» **DATA TO PROCESS**
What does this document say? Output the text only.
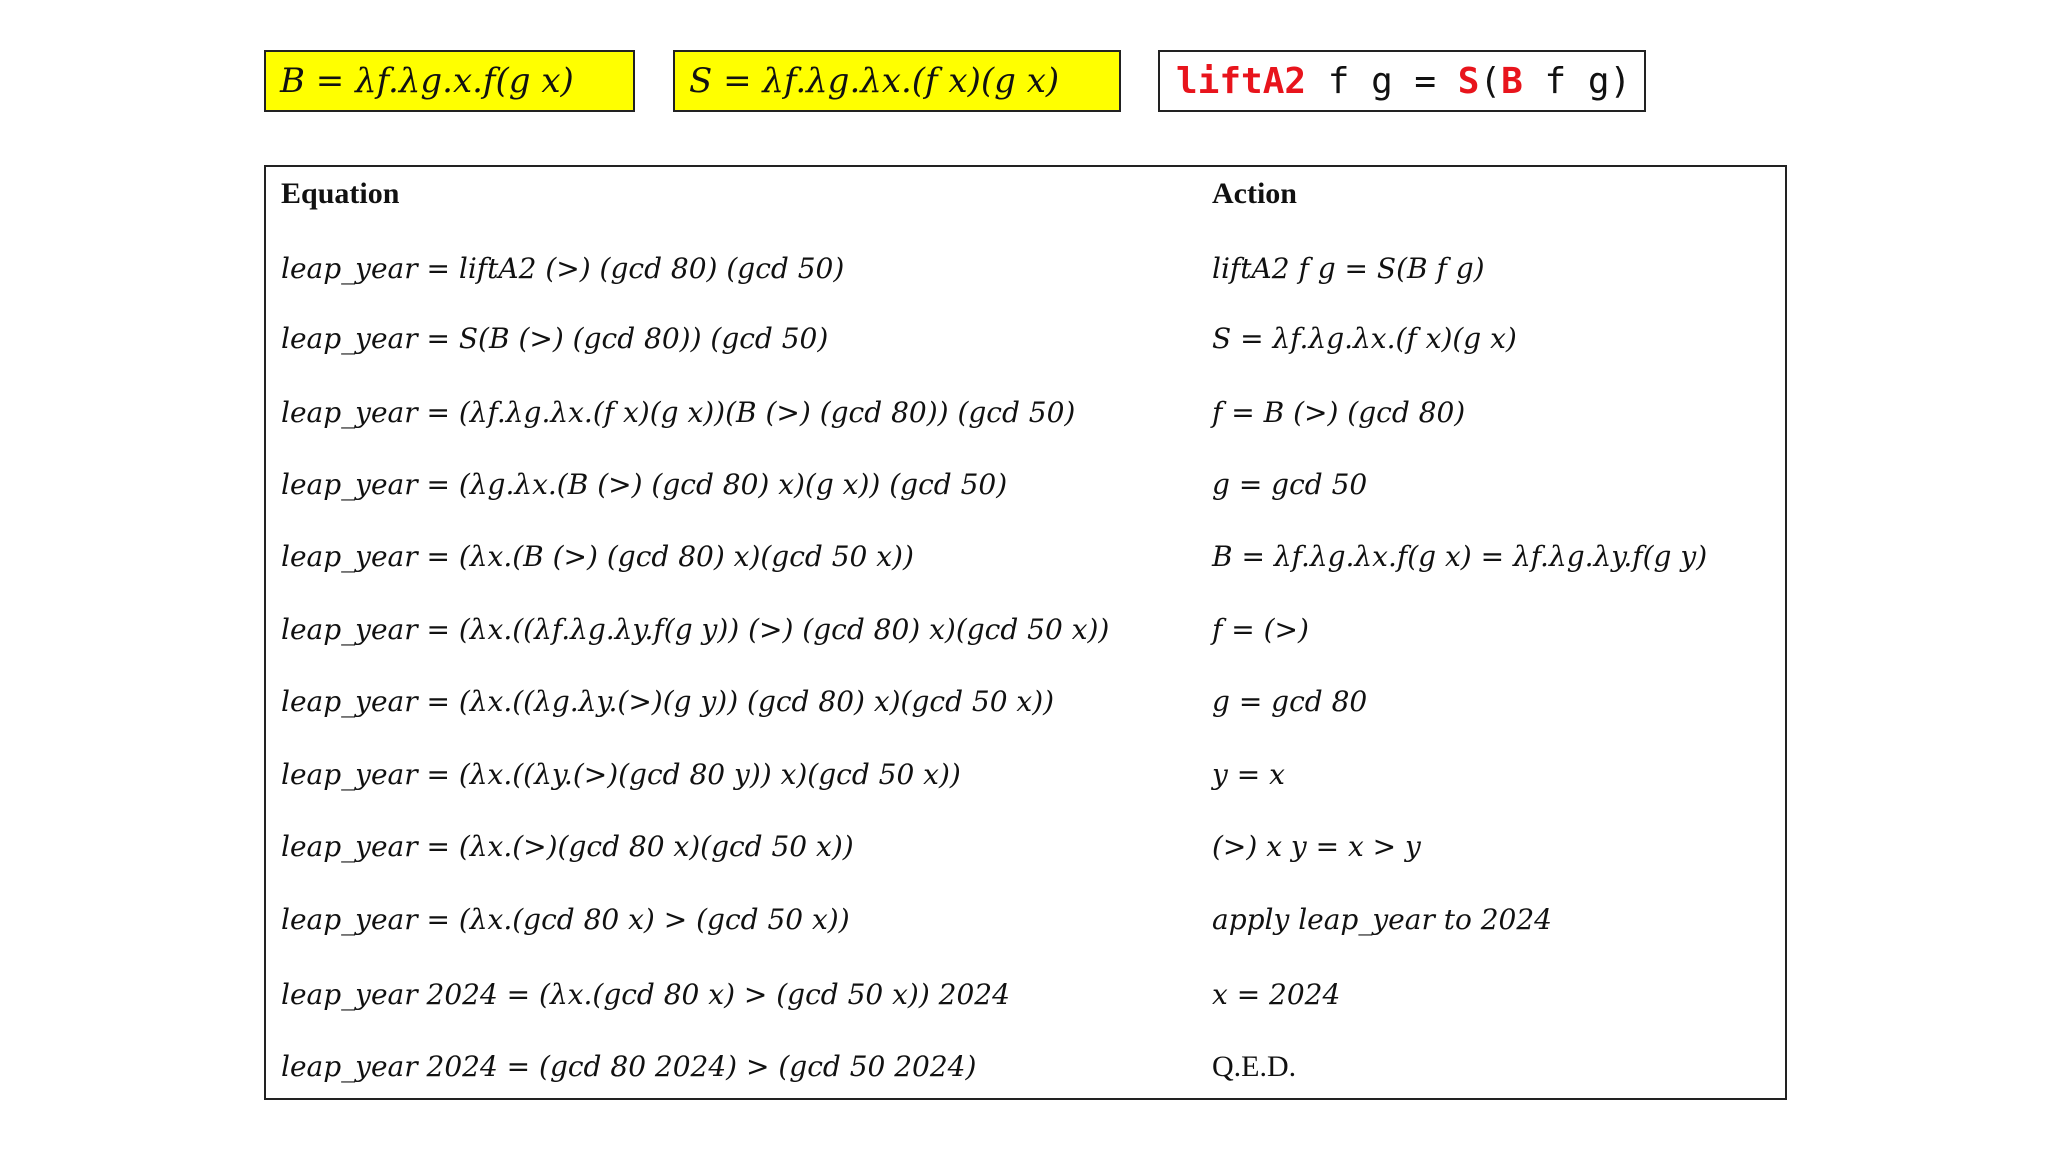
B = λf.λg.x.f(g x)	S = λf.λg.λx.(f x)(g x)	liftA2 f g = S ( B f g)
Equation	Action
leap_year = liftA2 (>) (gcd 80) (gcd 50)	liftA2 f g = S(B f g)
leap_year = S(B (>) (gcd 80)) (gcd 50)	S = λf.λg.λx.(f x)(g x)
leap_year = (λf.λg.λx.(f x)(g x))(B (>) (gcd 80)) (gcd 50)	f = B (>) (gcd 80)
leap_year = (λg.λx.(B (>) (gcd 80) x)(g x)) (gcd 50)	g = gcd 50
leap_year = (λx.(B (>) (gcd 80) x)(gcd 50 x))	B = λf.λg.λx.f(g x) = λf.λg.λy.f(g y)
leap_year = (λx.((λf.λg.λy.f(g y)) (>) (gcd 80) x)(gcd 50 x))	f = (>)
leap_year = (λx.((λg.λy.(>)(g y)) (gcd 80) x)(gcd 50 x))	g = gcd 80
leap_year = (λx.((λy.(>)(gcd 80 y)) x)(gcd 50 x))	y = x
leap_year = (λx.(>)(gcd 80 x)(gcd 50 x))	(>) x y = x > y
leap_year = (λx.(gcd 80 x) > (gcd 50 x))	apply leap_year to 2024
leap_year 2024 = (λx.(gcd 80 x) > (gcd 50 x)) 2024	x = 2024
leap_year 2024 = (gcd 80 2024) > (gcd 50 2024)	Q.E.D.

» **EXERCISE GOAL**
Reproduce the full listing faithfully, but do not carry over any pictures.

» **FINISHED ANSWER**
What does this document say? Output the text only.
B = λf.λg.x.f(g x)	S = λf.λg.λx.(f x)(g x)	liftA2 f g = S ( B f g)
Equation	Action
leap_year = liftA2 (>) (gcd 80) (gcd 50)	liftA2 f g = S(B f g)
leap_year = S(B (>) (gcd 80)) (gcd 50)	S = λf.λg.λx.(f x)(g x)
leap_year = (λf.λg.λx.(f x)(g x))(B (>) (gcd 80)) (gcd 50)	f = B (>) (gcd 80)
leap_year = (λg.λx.(B (>) (gcd 80) x)(g x)) (gcd 50)	g = gcd 50
leap_year = (λx.(B (>) (gcd 80) x)(gcd 50 x))	B = λf.λg.λx.f(g x) = λf.λg.λy.f(g y)
leap_year = (λx.((λf.λg.λy.f(g y)) (>) (gcd 80) x)(gcd 50 x))	f = (>)
leap_year = (λx.((λg.λy.(>)(g y)) (gcd 80) x)(gcd 50 x))	g = gcd 80
leap_year = (λx.((λy.(>)(gcd 80 y)) x)(gcd 50 x))	y = x
leap_year = (λx.(>)(gcd 80 x)(gcd 50 x))	(>) x y = x > y
leap_year = (λx.(gcd 80 x) > (gcd 50 x))	apply leap_year to 2024
leap_year 2024 = (λx.(gcd 80 x) > (gcd 50 x)) 2024	x = 2024
leap_year 2024 = (gcd 80 2024) > (gcd 50 2024)	Q.E.D.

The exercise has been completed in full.